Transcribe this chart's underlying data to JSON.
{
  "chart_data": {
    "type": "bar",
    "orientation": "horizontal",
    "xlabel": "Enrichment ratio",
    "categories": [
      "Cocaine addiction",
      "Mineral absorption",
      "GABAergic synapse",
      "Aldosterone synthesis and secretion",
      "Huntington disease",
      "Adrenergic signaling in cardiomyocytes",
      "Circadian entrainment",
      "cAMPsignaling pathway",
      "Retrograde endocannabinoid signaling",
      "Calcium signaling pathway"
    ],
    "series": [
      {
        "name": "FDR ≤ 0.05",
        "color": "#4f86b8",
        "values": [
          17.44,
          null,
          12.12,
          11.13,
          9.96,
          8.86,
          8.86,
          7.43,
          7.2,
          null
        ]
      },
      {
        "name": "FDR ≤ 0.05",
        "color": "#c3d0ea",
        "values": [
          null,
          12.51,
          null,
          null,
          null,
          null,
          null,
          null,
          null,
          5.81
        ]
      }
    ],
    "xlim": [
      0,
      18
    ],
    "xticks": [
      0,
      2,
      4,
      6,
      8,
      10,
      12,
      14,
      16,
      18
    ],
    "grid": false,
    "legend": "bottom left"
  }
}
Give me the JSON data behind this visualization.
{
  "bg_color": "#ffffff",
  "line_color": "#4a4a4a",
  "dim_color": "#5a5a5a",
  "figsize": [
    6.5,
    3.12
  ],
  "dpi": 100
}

○ ○ ○ ○ ○ ○ ○

What is required: Copy out the lines from the line containing "Give me the" to the end of the listing above, without alteration.

Expected answer:
Give me the JSON data behind this visualization.
{
  "bg_color": "#ffffff",
  "line_color": "#4a4a4a",
  "dim_color": "#5a5a5a",
  "figsize": [
    6.5,
    3.12
  ],
  "dpi": 100
}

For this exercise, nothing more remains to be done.